TEKS SUMBER ->
○ ○ ○ ○ ○
Jika bicara soal red notice, Boyamin menyatakan ada unsur kelalaian dari pihak Kejagung karena tidak segera memperbarui permintaan red notice per lima tahun. Namun, dia menggarisbawahi bahwa kasus Djoko ini perlu dibandingkan dengan kasus buronan lain. Yang baru-baru saja ramai adalah dipulangkannya Maria Pauline Lumowa, pelaku kasus pembobolan Bank BNI tahun 2003 silam. Boyamin mencatat bahwa tidak ada permintaan perpanjangan red notice untuk Maria. Namun, yang bersangkutan tetap ditangkap setelah 17 tahun buron.
"Banyak buron yang tidak diperpanjang namun tetap dicekal dan tidak diutak-atik oleh NCB, misal Eddy Tansil, Maria Pauline, dan lain-lain. Maria tidak pernah diperpanjang namun nyatanya tetap ditangkap polisi Serbia dan diserahkan ke Indonesia," lanjutnya.
Sementara Komisioner Kompolnas Poengky Indarti menuturkan bahwa kemungkinan adanya kurang koordinasi antara Kejagung dan Polri. Hal itu terlihat dari red notice yang tidak diajukan kembali setelah batas waktu lima tahun.
"Seharusnya pihak yang meminta menahan itulah yang mengajukan kembali. Bukan Interpol Indonesia," urainya.
Karena itu alangkah bijaknya bila semuanya melakukan interospeksi. Dari pada saling menyalahkan. Sehingga, tidak terulang lagi red notice yang kedaluarsa.
"Begitu seharusnya," paparnya.
Sementara itu, di internal DPR RI terjadi pro kontra terkait rencana rapat gabungan yang akan membahas kasus Djoko Tjandra. Ketua Komisi III Herman Herry mengatakan, komisinya belum mendapat kepastian soal rencana rapat gabungan dengan aparat penegak hokum. Yaitu Kabareskrim, Jampidum, dan Dirjen Imigrasi untuk membahas kasus besar itu. Sebab, surat izin rapat gabungan masih tertahan di meja Wakil Ketua DPR bidang Korpolkam Azis Syamsuddin.
Herman menyatakan, surat izin untuk menggelar rapat dengar pendapat (RDP) pengawasan terhadap mitra kerja telah dikirim ke pimpinan DPR sejak Rabu (15/7) lalu. Menurutnya, surat izin untuk menggelar RDP saat masa reses dilayangkan setelah Komisi III menerima dokumen berupa surat jalan buronan Djoko Tjandra dari Masyarakat Anti-Korupsi Indonesia (MAKI) pada Selasa (14/7). Komisi III menganggap kasus itu bersifat super urgent.
"Sehingga berdasarkan mekanisme Tatib DPR, kami harus meminta izin kepada pimpinan DPR," terangnya. Namun, lanjut Herman, sampai saat ini surat tersebut tidak ditandatangani oleh Azis Syamsuddin. Padahal, Ketua DPR Puan Maharani sesungguhnya telah mengizinkan dan menyetujui RDP yang rencananya digelar pada Selasa (21/7) mendatang.
○ ○ ○ ○ ○
DAFTAR DATA ->
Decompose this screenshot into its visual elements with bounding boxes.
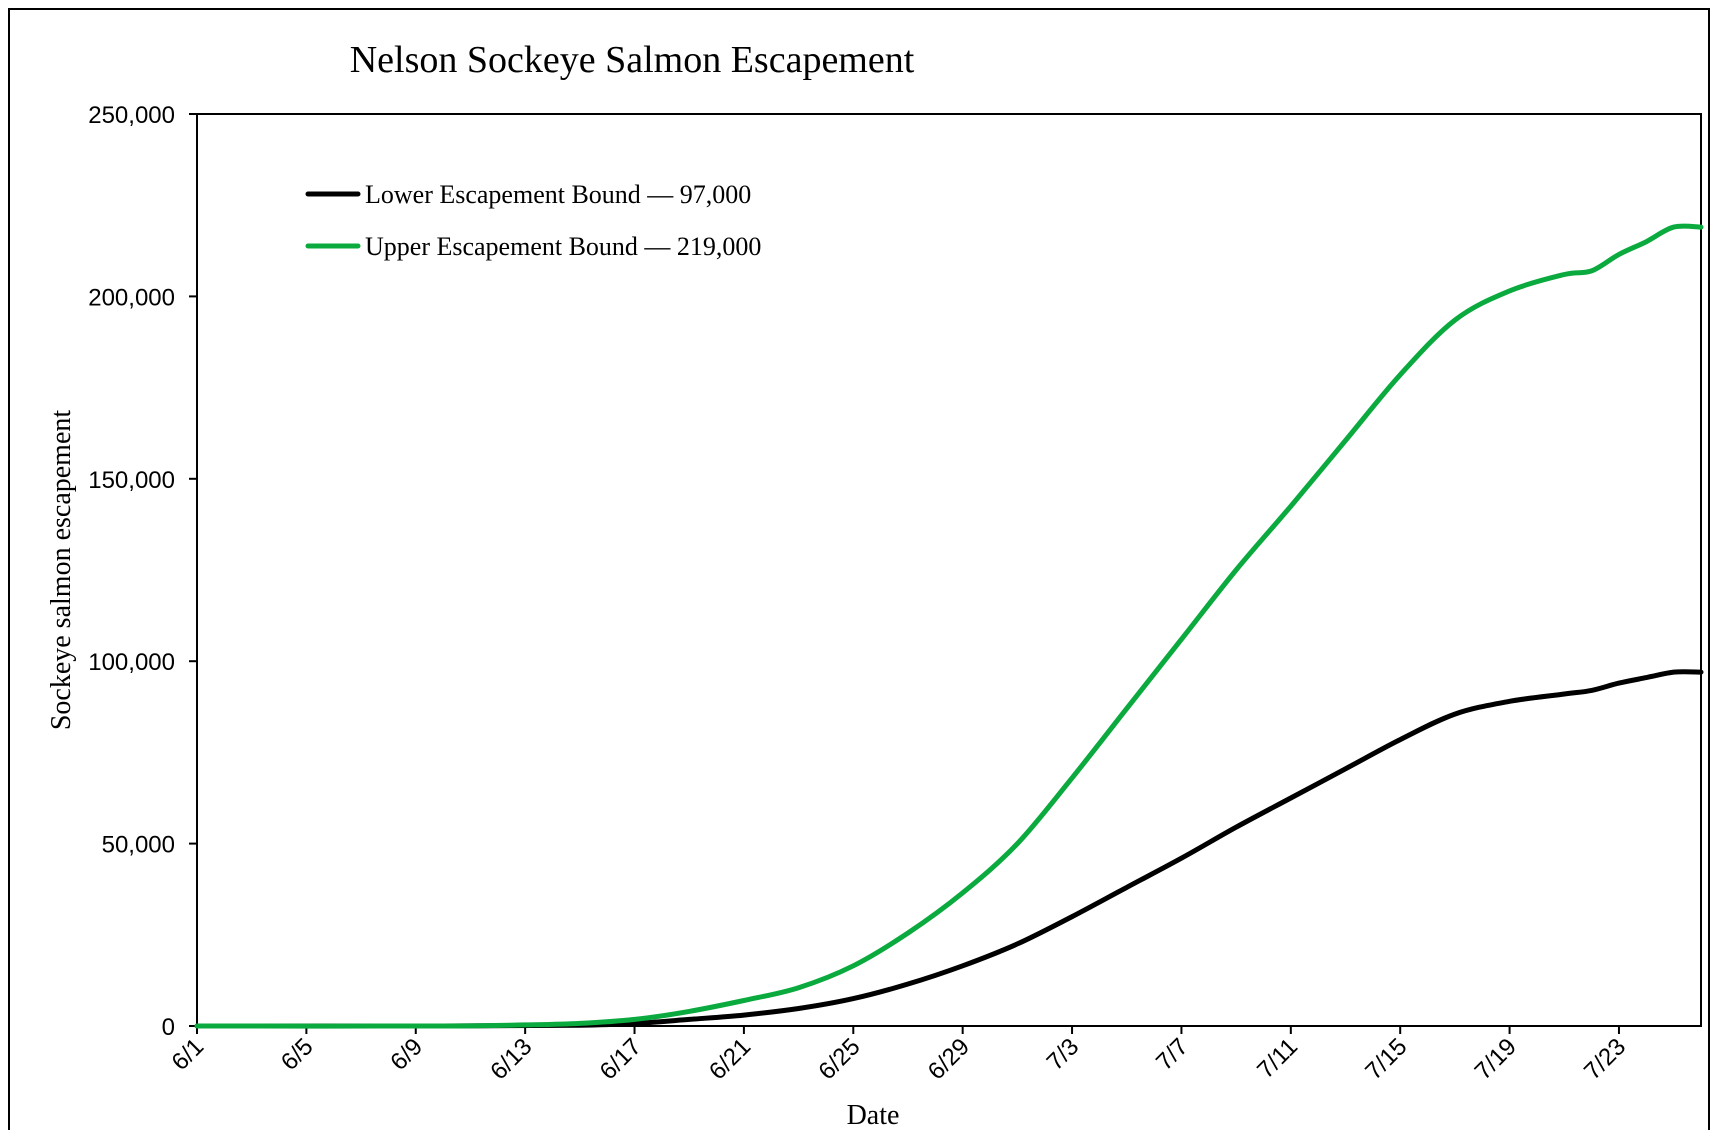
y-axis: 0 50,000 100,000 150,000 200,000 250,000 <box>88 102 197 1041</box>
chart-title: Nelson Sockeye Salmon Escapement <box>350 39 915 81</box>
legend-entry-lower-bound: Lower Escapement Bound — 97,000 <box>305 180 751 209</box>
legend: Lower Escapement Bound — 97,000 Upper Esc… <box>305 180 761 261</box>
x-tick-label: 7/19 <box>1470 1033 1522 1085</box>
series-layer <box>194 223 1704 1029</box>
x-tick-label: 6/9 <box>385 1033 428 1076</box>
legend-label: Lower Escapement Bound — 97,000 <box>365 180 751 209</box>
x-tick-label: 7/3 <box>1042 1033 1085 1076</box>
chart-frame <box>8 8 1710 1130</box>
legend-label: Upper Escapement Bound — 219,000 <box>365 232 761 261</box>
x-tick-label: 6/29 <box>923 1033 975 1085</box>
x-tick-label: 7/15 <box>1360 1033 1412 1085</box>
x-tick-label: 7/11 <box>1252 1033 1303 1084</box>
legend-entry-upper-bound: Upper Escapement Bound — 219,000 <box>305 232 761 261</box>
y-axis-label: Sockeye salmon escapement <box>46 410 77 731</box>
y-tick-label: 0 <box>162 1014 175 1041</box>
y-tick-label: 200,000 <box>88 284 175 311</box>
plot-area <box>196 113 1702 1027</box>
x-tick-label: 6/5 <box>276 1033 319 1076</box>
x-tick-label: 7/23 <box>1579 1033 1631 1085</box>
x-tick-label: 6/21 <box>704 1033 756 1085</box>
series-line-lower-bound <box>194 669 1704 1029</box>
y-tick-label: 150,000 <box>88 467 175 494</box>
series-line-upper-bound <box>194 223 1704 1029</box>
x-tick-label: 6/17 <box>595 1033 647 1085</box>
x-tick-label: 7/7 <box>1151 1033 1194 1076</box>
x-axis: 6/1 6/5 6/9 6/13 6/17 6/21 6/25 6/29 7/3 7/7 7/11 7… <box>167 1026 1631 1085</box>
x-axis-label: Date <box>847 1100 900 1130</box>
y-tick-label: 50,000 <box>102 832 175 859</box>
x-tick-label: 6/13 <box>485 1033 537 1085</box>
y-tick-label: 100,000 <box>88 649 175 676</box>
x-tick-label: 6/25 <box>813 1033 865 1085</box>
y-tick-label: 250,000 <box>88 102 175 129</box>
○ ○ ○ ○ ○
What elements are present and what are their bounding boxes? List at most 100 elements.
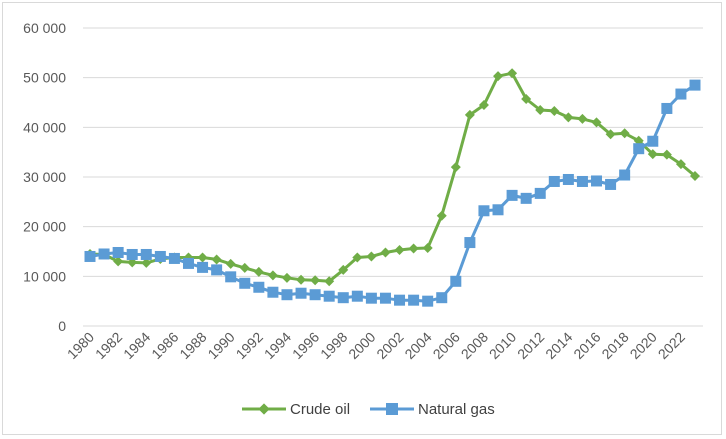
○ ○ ○ ○ ○
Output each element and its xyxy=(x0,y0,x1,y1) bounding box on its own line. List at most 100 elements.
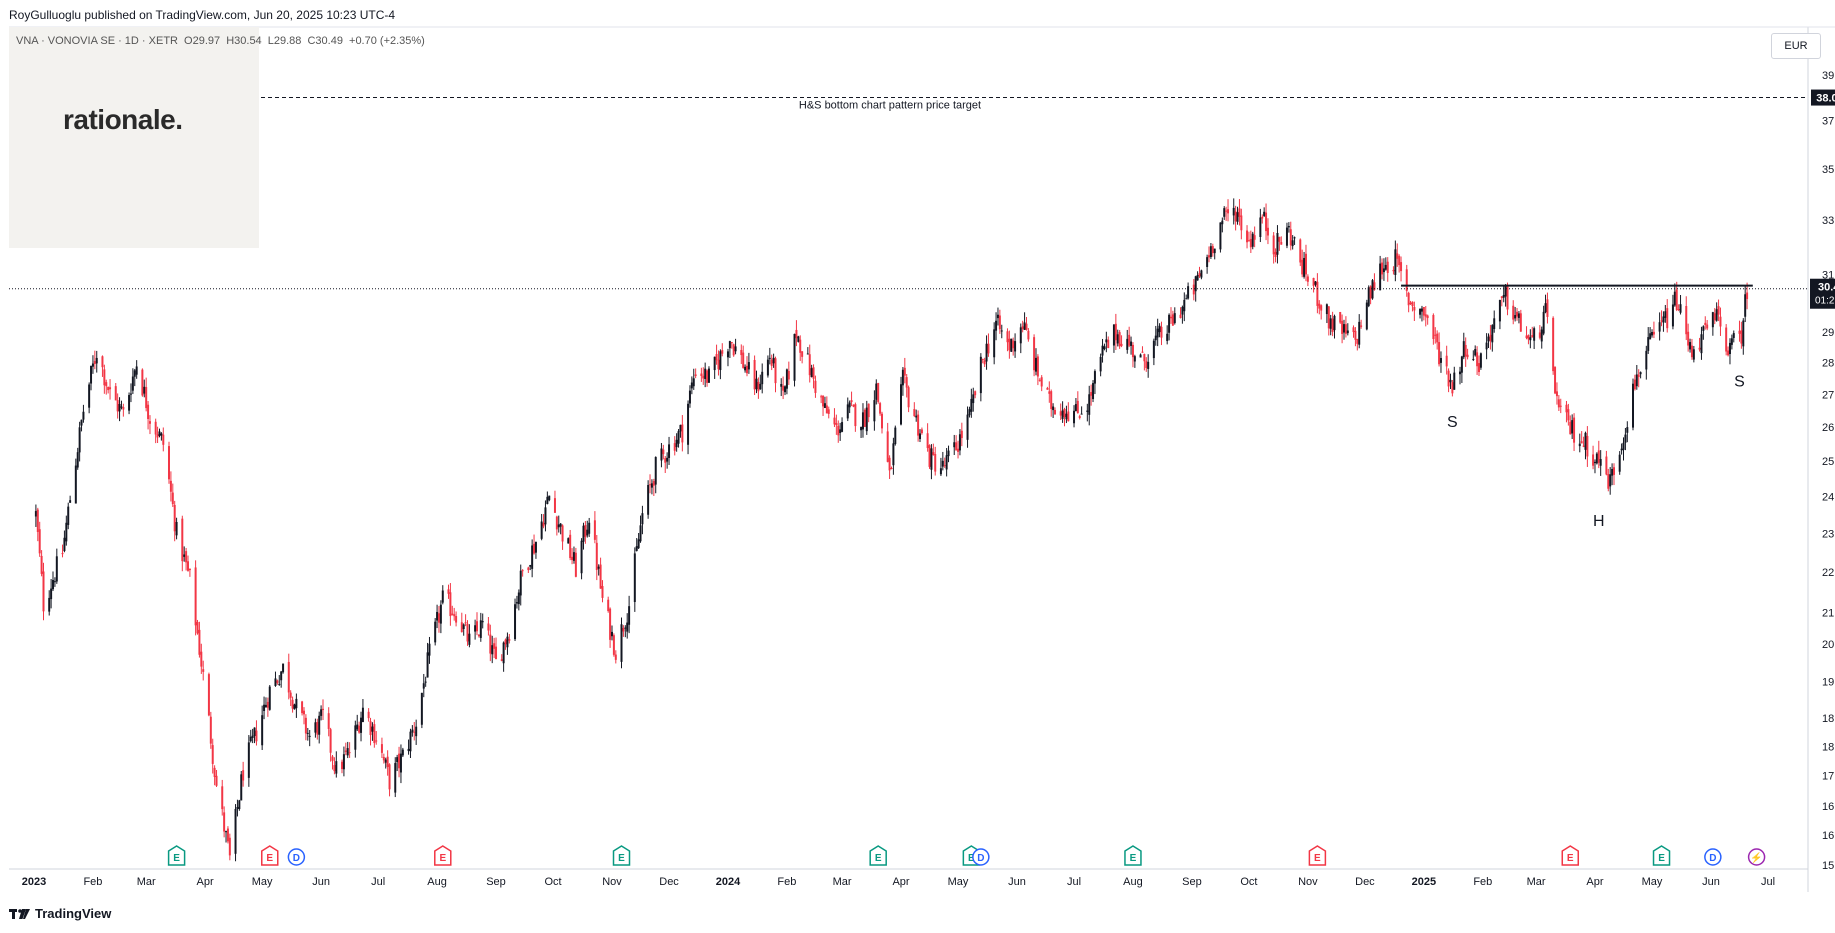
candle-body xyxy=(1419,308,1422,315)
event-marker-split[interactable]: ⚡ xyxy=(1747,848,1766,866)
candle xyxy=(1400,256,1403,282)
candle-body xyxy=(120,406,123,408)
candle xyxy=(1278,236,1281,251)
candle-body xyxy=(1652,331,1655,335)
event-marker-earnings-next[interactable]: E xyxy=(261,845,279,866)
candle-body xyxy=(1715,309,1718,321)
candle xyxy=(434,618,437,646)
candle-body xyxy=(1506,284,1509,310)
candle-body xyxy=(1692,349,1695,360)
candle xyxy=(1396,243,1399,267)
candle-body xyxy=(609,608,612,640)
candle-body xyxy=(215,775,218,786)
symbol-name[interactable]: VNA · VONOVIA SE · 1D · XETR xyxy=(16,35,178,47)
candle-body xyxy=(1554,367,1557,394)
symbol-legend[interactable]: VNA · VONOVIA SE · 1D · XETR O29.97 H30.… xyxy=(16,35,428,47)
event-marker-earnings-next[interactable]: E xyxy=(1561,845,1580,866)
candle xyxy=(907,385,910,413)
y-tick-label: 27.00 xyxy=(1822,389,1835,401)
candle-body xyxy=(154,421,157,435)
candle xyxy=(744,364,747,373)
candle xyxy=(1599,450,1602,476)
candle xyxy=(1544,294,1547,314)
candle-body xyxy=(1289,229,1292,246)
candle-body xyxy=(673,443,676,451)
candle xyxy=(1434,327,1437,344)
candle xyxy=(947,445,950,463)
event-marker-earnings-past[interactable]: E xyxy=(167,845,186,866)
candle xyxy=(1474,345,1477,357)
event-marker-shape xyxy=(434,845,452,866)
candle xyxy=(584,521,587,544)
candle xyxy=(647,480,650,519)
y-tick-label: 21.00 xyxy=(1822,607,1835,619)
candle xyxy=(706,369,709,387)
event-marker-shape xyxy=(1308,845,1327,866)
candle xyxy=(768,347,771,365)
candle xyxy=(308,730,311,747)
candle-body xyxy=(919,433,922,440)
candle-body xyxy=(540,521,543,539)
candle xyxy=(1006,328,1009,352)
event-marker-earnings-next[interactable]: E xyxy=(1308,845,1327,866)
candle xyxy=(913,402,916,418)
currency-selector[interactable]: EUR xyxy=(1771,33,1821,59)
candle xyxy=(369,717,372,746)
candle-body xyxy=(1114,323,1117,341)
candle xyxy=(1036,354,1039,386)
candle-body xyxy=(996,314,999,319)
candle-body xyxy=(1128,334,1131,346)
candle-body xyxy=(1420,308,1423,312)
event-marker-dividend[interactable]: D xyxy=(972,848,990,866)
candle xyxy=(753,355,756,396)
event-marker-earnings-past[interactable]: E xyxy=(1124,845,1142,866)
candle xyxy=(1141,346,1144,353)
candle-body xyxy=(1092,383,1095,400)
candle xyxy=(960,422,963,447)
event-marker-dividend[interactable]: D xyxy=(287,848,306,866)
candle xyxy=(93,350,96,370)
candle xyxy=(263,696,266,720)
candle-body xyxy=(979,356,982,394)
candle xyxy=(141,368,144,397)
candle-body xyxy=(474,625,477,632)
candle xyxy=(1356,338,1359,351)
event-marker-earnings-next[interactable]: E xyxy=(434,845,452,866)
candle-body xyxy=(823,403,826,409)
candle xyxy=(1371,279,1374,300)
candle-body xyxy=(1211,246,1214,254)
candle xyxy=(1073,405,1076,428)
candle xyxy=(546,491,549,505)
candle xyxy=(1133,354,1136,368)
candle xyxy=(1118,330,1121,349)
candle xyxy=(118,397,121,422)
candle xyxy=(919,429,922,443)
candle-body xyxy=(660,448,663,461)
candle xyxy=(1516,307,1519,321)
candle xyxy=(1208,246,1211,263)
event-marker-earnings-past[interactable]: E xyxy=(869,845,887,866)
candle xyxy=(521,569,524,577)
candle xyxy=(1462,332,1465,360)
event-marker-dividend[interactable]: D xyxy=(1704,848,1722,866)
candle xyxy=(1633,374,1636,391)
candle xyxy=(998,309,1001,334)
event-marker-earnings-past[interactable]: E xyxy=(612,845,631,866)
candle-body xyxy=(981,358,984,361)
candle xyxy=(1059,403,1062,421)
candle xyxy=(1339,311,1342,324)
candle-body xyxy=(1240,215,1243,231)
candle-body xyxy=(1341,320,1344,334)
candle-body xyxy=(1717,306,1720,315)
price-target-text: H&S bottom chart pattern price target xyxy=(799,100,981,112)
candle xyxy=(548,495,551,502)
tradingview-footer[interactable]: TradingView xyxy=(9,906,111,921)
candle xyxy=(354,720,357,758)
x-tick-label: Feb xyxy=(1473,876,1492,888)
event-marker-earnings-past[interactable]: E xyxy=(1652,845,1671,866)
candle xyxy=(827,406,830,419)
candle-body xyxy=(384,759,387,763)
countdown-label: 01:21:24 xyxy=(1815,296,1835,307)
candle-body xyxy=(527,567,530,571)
○ ○ ○ ○ ○
LANGKAH KERJA ->
- A) Ringkas artikel tentang kasus Djoko Tjandra dalam dua kalimat.
- B) Ulangi persis bagian artikel tentang kasus Djoko Tjandra mulai dari "Jika bicara soal" sampai dengan "17 tahun buron.", termasuk kata-kata terakhir itu.

JAWABAN ->
- A) Boyamin menilai Kejagung lalai karena tidak segera memperbarui permintaan red notice per lima tahun, sementara Komisioner Kompolnas Poengky Indarti melihat kemungkinan kurangnya koordinasi antara Kejagung dan Polri. Di DPR, kepastian rapat gabungan Komisi III dengan aparat penegak hukum untuk membahas kasus Djoko Tjandra belum ada karena surat izinnya belum ditandatangani Wakil Ketua DPR Azis Syamsuddin, padahal Ketua DPR Puan Maharani telah mengizinkan dan menyetujui rapat tersebut.

- B)
Jika bicara soal red notice, Boyamin menyatakan ada unsur kelalaian dari pihak Kejagung karena tidak segera memperbarui permintaan red notice per lima tahun. Namun, dia menggarisbawahi bahwa kasus Djoko ini perlu dibandingkan dengan kasus buronan lain. Yang baru-baru saja ramai adalah dipulangkannya Maria Pauline Lumowa, pelaku kasus pembobolan Bank BNI tahun 2003 silam. Boyamin mencatat bahwa tidak ada permintaan perpanjangan red notice untuk Maria. Namun, yang bersangkutan tetap ditangkap setelah 17 tahun buron.